## begin Supplied records

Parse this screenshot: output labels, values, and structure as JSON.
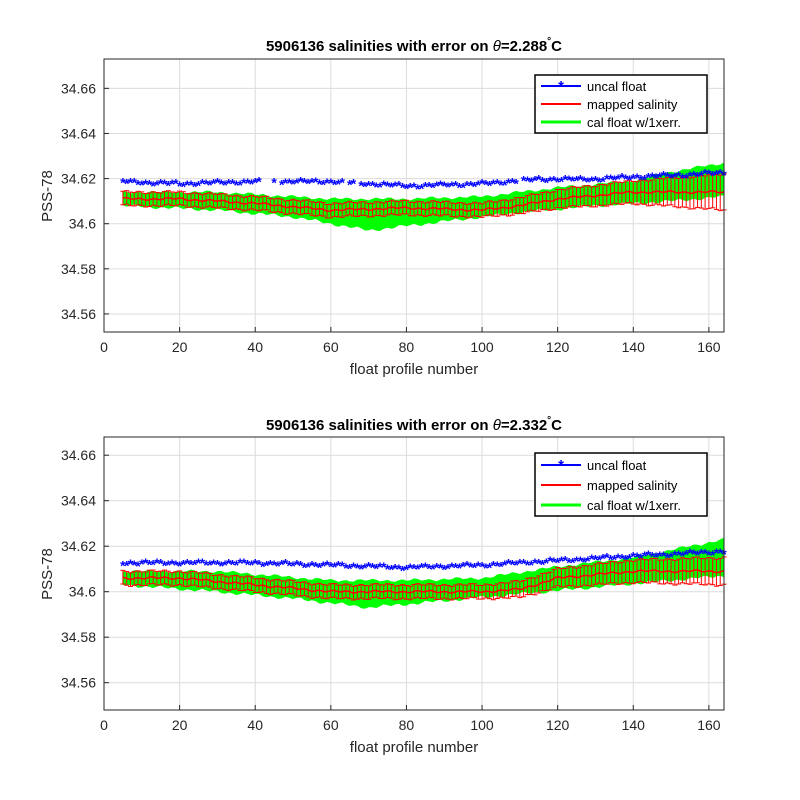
{
  "colors": {
    "uncal_float": "#0000ff",
    "mapped_salinity": "#ff0000",
    "cal_float_error": "#00ff00",
    "grid": "#dcdcdc",
    "axis": "#262626"
  },
  "chart_data": [
    {
      "type": "line",
      "title_main": "5906136 salinities with error on ",
      "title_theta": "θ",
      "title_value": "=2.288",
      "title_degree": "°",
      "title_unit": "C",
      "xlabel": "float profile number",
      "ylabel": "PSS-78",
      "xlim": [
        0,
        164
      ],
      "ylim": [
        34.552,
        34.673
      ],
      "xticks": [
        0,
        20,
        40,
        60,
        80,
        100,
        120,
        140,
        160
      ],
      "yticks": [
        34.56,
        34.58,
        34.6,
        34.62,
        34.64,
        34.66
      ],
      "ytick_labels": [
        "34.56",
        "34.58",
        "34.6",
        "34.62",
        "34.64",
        "34.66"
      ],
      "grid": true,
      "legend_position": "top-right",
      "legend": [
        "uncal float",
        "mapped salinity",
        "cal float w/1xerr."
      ],
      "uncal_float_keypoints": [
        [
          5,
          34.618
        ],
        [
          20,
          34.617
        ],
        [
          40,
          34.618
        ],
        [
          60,
          34.618
        ],
        [
          80,
          34.616
        ],
        [
          100,
          34.617
        ],
        [
          115,
          34.619
        ],
        [
          130,
          34.619
        ],
        [
          140,
          34.62
        ],
        [
          155,
          34.621
        ],
        [
          164,
          34.622
        ]
      ],
      "mapped_keypoints": [
        [
          5,
          34.611
        ],
        [
          20,
          34.611
        ],
        [
          40,
          34.609
        ],
        [
          60,
          34.606
        ],
        [
          80,
          34.607
        ],
        [
          100,
          34.606
        ],
        [
          110,
          34.608
        ],
        [
          120,
          34.611
        ],
        [
          140,
          34.614
        ],
        [
          164,
          34.614
        ]
      ],
      "mapped_error_keypoints": [
        [
          5,
          0.003
        ],
        [
          100,
          0.003
        ],
        [
          140,
          0.005
        ],
        [
          164,
          0.008
        ]
      ],
      "cal_upper_keypoints": [
        [
          5,
          34.614
        ],
        [
          30,
          34.614
        ],
        [
          60,
          34.611
        ],
        [
          80,
          34.611
        ],
        [
          100,
          34.612
        ],
        [
          120,
          34.616
        ],
        [
          140,
          34.619
        ],
        [
          150,
          34.623
        ],
        [
          164,
          34.627
        ]
      ],
      "cal_lower_keypoints": [
        [
          5,
          34.608
        ],
        [
          30,
          34.606
        ],
        [
          50,
          34.603
        ],
        [
          70,
          34.597
        ],
        [
          90,
          34.601
        ],
        [
          110,
          34.605
        ],
        [
          130,
          34.608
        ],
        [
          150,
          34.61
        ],
        [
          164,
          34.612
        ]
      ]
    },
    {
      "type": "line",
      "title_main": "5906136 salinities with error on ",
      "title_theta": "θ",
      "title_value": "=2.332",
      "title_degree": "°",
      "title_unit": "C",
      "xlabel": "float profile number",
      "ylabel": "PSS-78",
      "xlim": [
        0,
        164
      ],
      "ylim": [
        34.548,
        34.668
      ],
      "xticks": [
        0,
        20,
        40,
        60,
        80,
        100,
        120,
        140,
        160
      ],
      "yticks": [
        34.56,
        34.58,
        34.6,
        34.62,
        34.64,
        34.66
      ],
      "ytick_labels": [
        "34.56",
        "34.58",
        "34.6",
        "34.62",
        "34.64",
        "34.66"
      ],
      "grid": true,
      "legend_position": "top-right",
      "legend": [
        "uncal float",
        "mapped salinity",
        "cal float w/1xerr."
      ],
      "uncal_float_keypoints": [
        [
          5,
          34.612
        ],
        [
          20,
          34.612
        ],
        [
          40,
          34.612
        ],
        [
          60,
          34.611
        ],
        [
          80,
          34.61
        ],
        [
          100,
          34.611
        ],
        [
          120,
          34.613
        ],
        [
          140,
          34.615
        ],
        [
          164,
          34.617
        ]
      ],
      "mapped_keypoints": [
        [
          5,
          34.606
        ],
        [
          20,
          34.606
        ],
        [
          40,
          34.603
        ],
        [
          60,
          34.6
        ],
        [
          80,
          34.6
        ],
        [
          100,
          34.6
        ],
        [
          110,
          34.601
        ],
        [
          120,
          34.606
        ],
        [
          140,
          34.609
        ],
        [
          164,
          34.609
        ]
      ],
      "mapped_error_keypoints": [
        [
          5,
          0.003
        ],
        [
          100,
          0.003
        ],
        [
          120,
          0.004
        ],
        [
          164,
          0.006
        ]
      ],
      "cal_upper_keypoints": [
        [
          5,
          34.609
        ],
        [
          30,
          34.609
        ],
        [
          60,
          34.605
        ],
        [
          80,
          34.605
        ],
        [
          100,
          34.606
        ],
        [
          120,
          34.611
        ],
        [
          140,
          34.615
        ],
        [
          164,
          34.623
        ]
      ],
      "cal_lower_keypoints": [
        [
          5,
          34.603
        ],
        [
          30,
          34.6
        ],
        [
          50,
          34.597
        ],
        [
          70,
          34.593
        ],
        [
          90,
          34.596
        ],
        [
          110,
          34.599
        ],
        [
          130,
          34.602
        ],
        [
          150,
          34.605
        ],
        [
          164,
          34.607
        ]
      ]
    }
  ]
}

## end Supplied records

Instructions for the task
Print the whole listing above once more, word for word, without its pictures.

Reply
Parse this screenshot: output labels, values, and structure as JSON.
{
  "colors": {
    "uncal_float": "#0000ff",
    "mapped_salinity": "#ff0000",
    "cal_float_error": "#00ff00",
    "grid": "#dcdcdc",
    "axis": "#262626"
  },
  "chart_data": [
    {
      "type": "line",
      "title_main": "5906136 salinities with error on ",
      "title_theta": "θ",
      "title_value": "=2.288",
      "title_degree": "°",
      "title_unit": "C",
      "xlabel": "float profile number",
      "ylabel": "PSS-78",
      "xlim": [
        0,
        164
      ],
      "ylim": [
        34.552,
        34.673
      ],
      "xticks": [
        0,
        20,
        40,
        60,
        80,
        100,
        120,
        140,
        160
      ],
      "yticks": [
        34.56,
        34.58,
        34.6,
        34.62,
        34.64,
        34.66
      ],
      "ytick_labels": [
        "34.56",
        "34.58",
        "34.6",
        "34.62",
        "34.64",
        "34.66"
      ],
      "grid": true,
      "legend_position": "top-right",
      "legend": [
        "uncal float",
        "mapped salinity",
        "cal float w/1xerr."
      ],
      "uncal_float_keypoints": [
        [
          5,
          34.618
        ],
        [
          20,
          34.617
        ],
        [
          40,
          34.618
        ],
        [
          60,
          34.618
        ],
        [
          80,
          34.616
        ],
        [
          100,
          34.617
        ],
        [
          115,
          34.619
        ],
        [
          130,
          34.619
        ],
        [
          140,
          34.62
        ],
        [
          155,
          34.621
        ],
        [
          164,
          34.622
        ]
      ],
      "mapped_keypoints": [
        [
          5,
          34.611
        ],
        [
          20,
          34.611
        ],
        [
          40,
          34.609
        ],
        [
          60,
          34.606
        ],
        [
          80,
          34.607
        ],
        [
          100,
          34.606
        ],
        [
          110,
          34.608
        ],
        [
          120,
          34.611
        ],
        [
          140,
          34.614
        ],
        [
          164,
          34.614
        ]
      ],
      "mapped_error_keypoints": [
        [
          5,
          0.003
        ],
        [
          100,
          0.003
        ],
        [
          140,
          0.005
        ],
        [
          164,
          0.008
        ]
      ],
      "cal_upper_keypoints": [
        [
          5,
          34.614
        ],
        [
          30,
          34.614
        ],
        [
          60,
          34.611
        ],
        [
          80,
          34.611
        ],
        [
          100,
          34.612
        ],
        [
          120,
          34.616
        ],
        [
          140,
          34.619
        ],
        [
          150,
          34.623
        ],
        [
          164,
          34.627
        ]
      ],
      "cal_lower_keypoints": [
        [
          5,
          34.608
        ],
        [
          30,
          34.606
        ],
        [
          50,
          34.603
        ],
        [
          70,
          34.597
        ],
        [
          90,
          34.601
        ],
        [
          110,
          34.605
        ],
        [
          130,
          34.608
        ],
        [
          150,
          34.61
        ],
        [
          164,
          34.612
        ]
      ]
    },
    {
      "type": "line",
      "title_main": "5906136 salinities with error on ",
      "title_theta": "θ",
      "title_value": "=2.332",
      "title_degree": "°",
      "title_unit": "C",
      "xlabel": "float profile number",
      "ylabel": "PSS-78",
      "xlim": [
        0,
        164
      ],
      "ylim": [
        34.548,
        34.668
      ],
      "xticks": [
        0,
        20,
        40,
        60,
        80,
        100,
        120,
        140,
        160
      ],
      "yticks": [
        34.56,
        34.58,
        34.6,
        34.62,
        34.64,
        34.66
      ],
      "ytick_labels": [
        "34.56",
        "34.58",
        "34.6",
        "34.62",
        "34.64",
        "34.66"
      ],
      "grid": true,
      "legend_position": "top-right",
      "legend": [
        "uncal float",
        "mapped salinity",
        "cal float w/1xerr."
      ],
      "uncal_float_keypoints": [
        [
          5,
          34.612
        ],
        [
          20,
          34.612
        ],
        [
          40,
          34.612
        ],
        [
          60,
          34.611
        ],
        [
          80,
          34.61
        ],
        [
          100,
          34.611
        ],
        [
          120,
          34.613
        ],
        [
          140,
          34.615
        ],
        [
          164,
          34.617
        ]
      ],
      "mapped_keypoints": [
        [
          5,
          34.606
        ],
        [
          20,
          34.606
        ],
        [
          40,
          34.603
        ],
        [
          60,
          34.6
        ],
        [
          80,
          34.6
        ],
        [
          100,
          34.6
        ],
        [
          110,
          34.601
        ],
        [
          120,
          34.606
        ],
        [
          140,
          34.609
        ],
        [
          164,
          34.609
        ]
      ],
      "mapped_error_keypoints": [
        [
          5,
          0.003
        ],
        [
          100,
          0.003
        ],
        [
          120,
          0.004
        ],
        [
          164,
          0.006
        ]
      ],
      "cal_upper_keypoints": [
        [
          5,
          34.609
        ],
        [
          30,
          34.609
        ],
        [
          60,
          34.605
        ],
        [
          80,
          34.605
        ],
        [
          100,
          34.606
        ],
        [
          120,
          34.611
        ],
        [
          140,
          34.615
        ],
        [
          164,
          34.623
        ]
      ],
      "cal_lower_keypoints": [
        [
          5,
          34.603
        ],
        [
          30,
          34.6
        ],
        [
          50,
          34.597
        ],
        [
          70,
          34.593
        ],
        [
          90,
          34.596
        ],
        [
          110,
          34.599
        ],
        [
          130,
          34.602
        ],
        [
          150,
          34.605
        ],
        [
          164,
          34.607
        ]
      ]
    }
  ]
}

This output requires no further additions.